== REQUIREMENTS ==
Each entry that follows is to be retyped exactly. Pictures do not belong in the copy.

== RECORDS FOR PROCESSING ==
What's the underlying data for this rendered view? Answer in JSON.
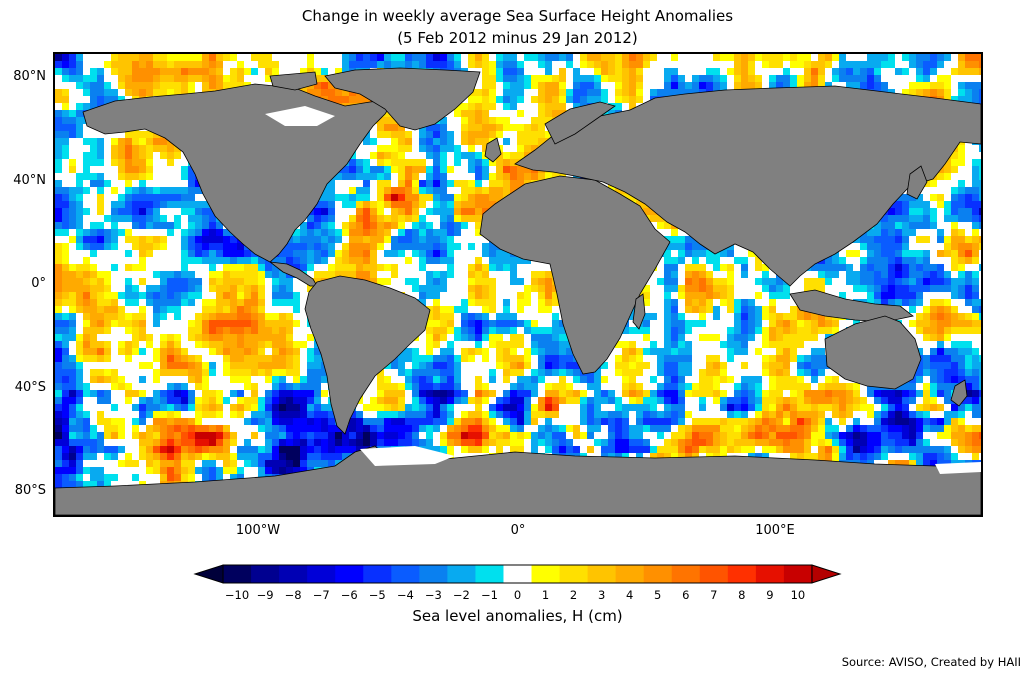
{
  "title": {
    "line1": "Change in weekly average Sea Surface Height Anomalies",
    "line2": "(5 Feb 2012 minus 29 Jan 2012)"
  },
  "axes": {
    "lat_labels": [
      "80°N",
      "40°N",
      "0°",
      "40°S",
      "80°S"
    ],
    "lat_values": [
      80,
      40,
      0,
      -40,
      -80
    ],
    "lon_labels": [
      "100°W",
      "0°",
      "100°E"
    ],
    "lon_values": [
      -100,
      0,
      100
    ],
    "lon_range": [
      -180,
      180
    ],
    "lat_range": [
      -90,
      90
    ]
  },
  "colorbar": {
    "label": "Sea level anomalies, H (cm)",
    "ticks": [
      "−10",
      "−9",
      "−8",
      "−7",
      "−6",
      "−5",
      "−4",
      "−3",
      "−2",
      "−1",
      "0",
      "1",
      "2",
      "3",
      "4",
      "5",
      "6",
      "7",
      "8",
      "9",
      "10"
    ],
    "tick_values": [
      -10,
      -9,
      -8,
      -7,
      -6,
      -5,
      -4,
      -3,
      -2,
      -1,
      0,
      1,
      2,
      3,
      4,
      5,
      6,
      7,
      8,
      9,
      10
    ],
    "colors": [
      "#00005e",
      "#000090",
      "#0000b4",
      "#0000d8",
      "#0000ff",
      "#0830ff",
      "#0a5cff",
      "#0a80f0",
      "#08aaf0",
      "#00e0ee",
      "#ffffff",
      "#ffff00",
      "#ffe000",
      "#ffc400",
      "#ffaa00",
      "#ff9000",
      "#ff7400",
      "#ff5400",
      "#ff3000",
      "#e61000",
      "#c80000"
    ],
    "extend": "both"
  },
  "colors": {
    "land": "#808080",
    "sea_ice": "#ffffff",
    "frame": "#000000"
  },
  "source": "Source: AVISO, Created by HAII"
}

== CORRECT RESULT ==
What's the underlying data for this rendered view? Answer in JSON.
{
  "title": {
    "line1": "Change in weekly average Sea Surface Height Anomalies",
    "line2": "(5 Feb 2012 minus 29 Jan 2012)"
  },
  "axes": {
    "lat_labels": [
      "80°N",
      "40°N",
      "0°",
      "40°S",
      "80°S"
    ],
    "lat_values": [
      80,
      40,
      0,
      -40,
      -80
    ],
    "lon_labels": [
      "100°W",
      "0°",
      "100°E"
    ],
    "lon_values": [
      -100,
      0,
      100
    ],
    "lon_range": [
      -180,
      180
    ],
    "lat_range": [
      -90,
      90
    ]
  },
  "colorbar": {
    "label": "Sea level anomalies, H (cm)",
    "ticks": [
      "−10",
      "−9",
      "−8",
      "−7",
      "−6",
      "−5",
      "−4",
      "−3",
      "−2",
      "−1",
      "0",
      "1",
      "2",
      "3",
      "4",
      "5",
      "6",
      "7",
      "8",
      "9",
      "10"
    ],
    "tick_values": [
      -10,
      -9,
      -8,
      -7,
      -6,
      -5,
      -4,
      -3,
      -2,
      -1,
      0,
      1,
      2,
      3,
      4,
      5,
      6,
      7,
      8,
      9,
      10
    ],
    "colors": [
      "#00005e",
      "#000090",
      "#0000b4",
      "#0000d8",
      "#0000ff",
      "#0830ff",
      "#0a5cff",
      "#0a80f0",
      "#08aaf0",
      "#00e0ee",
      "#ffffff",
      "#ffff00",
      "#ffe000",
      "#ffc400",
      "#ffaa00",
      "#ff9000",
      "#ff7400",
      "#ff5400",
      "#ff3000",
      "#e61000",
      "#c80000"
    ],
    "extend": "both"
  },
  "colors": {
    "land": "#808080",
    "sea_ice": "#ffffff",
    "frame": "#000000"
  },
  "source": "Source: AVISO, Created by HAII"
}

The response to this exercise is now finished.